GIVEN DATA:

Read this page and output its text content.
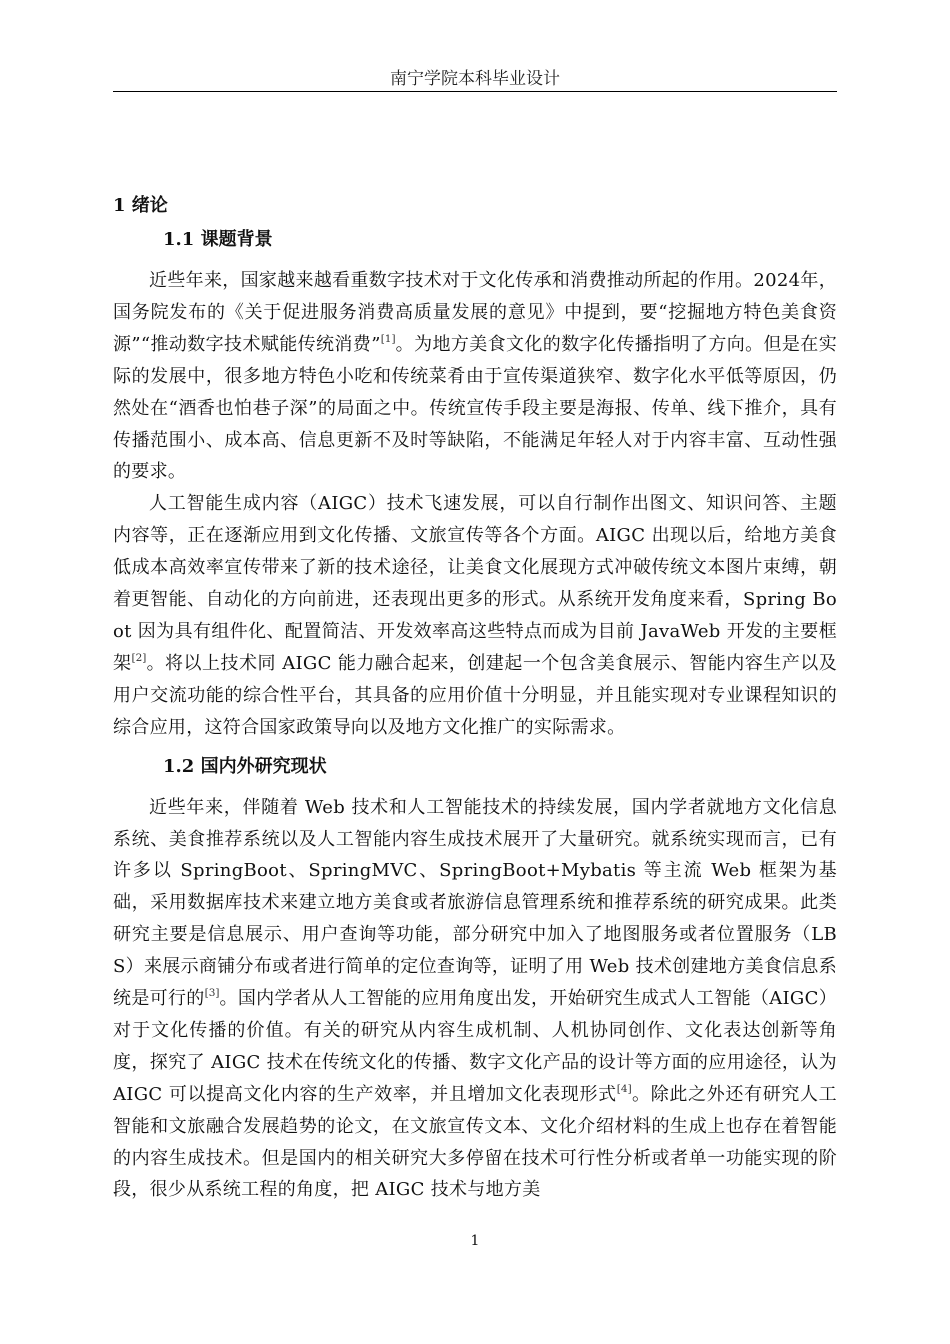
南宁学院本科毕业设计
1 绪论
1.1 课题背景

近些年来，国家越来越看重数字技术对于文化传承和消费推动所起的作用。2024年，国务院发布的《关于促进服务消费高质量发展的意见》中提到，要“挖掘地方特色美食资源”“推动数字技术赋能传统消费”[1]。为地方美食文化的数字化传播指明了方向。但是在实际的发展中，很多地方特色小吃和传统菜肴由于宣传渠道狭窄、数字化水平低等原因，仍然处在“酒香也怕巷子深”的局面之中。传统宣传手段主要是海报、传单、线下推介，具有传播范围小、成本高、信息更新不及时等缺陷，不能满足年轻人对于内容丰富、互动性强的要求。

人工智能生成内容（AIGC）技术飞速发展，可以自行制作出图文、知识问答、主题内容等，正在逐渐应用到文化传播、文旅宣传等各个方面。AIGC 出现以后，给地方美食低成本高效率宣传带来了新的技术途径，让美食文化展现方式冲破传统文本图片束缚，朝着更智能、自动化的方向前进，还表现出更多的形式。从系统开发角度来看，Spring Boot 因为具有组件化、配置简洁、开发效率高这些特点而成为目前 JavaWeb 开发的主要框架[2]。将以上技术同 AIGC 能力融合起来，创建起一个包含美食展示、智能内容生产以及用户交流功能的综合性平台，其具备的应用价值十分明显，并且能实现对专业课程知识的综合应用，这符合国家政策导向以及地方文化推广的实际需求。

1.2 国内外研究现状

近些年来，伴随着 Web 技术和人工智能技术的持续发展，国内学者就地方文化信息系统、美食推荐系统以及人工智能内容生成技术展开了大量研究。就系统实现而言，已有许多以 SpringBoot、SpringMVC、SpringBoot+Mybatis 等主流 Web 框架为基础，采用数据库技术来建立地方美食或者旅游信息管理系统和推荐系统的研究成果。此类研究主要是信息展示、用户查询等功能，部分研究中加入了地图服务或者位置服务（LBS）来展示商铺分布或者进行简单的定位查询等，证明了用 Web 技术创建地方美食信息系统是可行的[3]。国内学者从人工智能的应用角度出发，开始研究生成式人工智能（AIGC）对于文化传播的价值。有关的研究从内容生成机制、人机协同创作、文化表达创新等角度，探究了 AIGC 技术在传统文化的传播、数字文化产品的设计等方面的应用途径，认为 AIGC 可以提高文化内容的生产效率，并且增加文化表现形式[4]。除此之外还有研究人工智能和文旅融合发展趋势的论文，在文旅宣传文本、文化介绍材料的生成上也存在着智能的内容生成技术。但是国内的相关研究大多停留在技术可行性分析或者单一功能实现的阶段，很少从系统工程的角度，把 AIGC 技术与地方美

1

TASK BRIEF:
What is the number of lines in the records that contain "AIGC"? Give that number only.

OUTPUT FOR THIS TASK:
2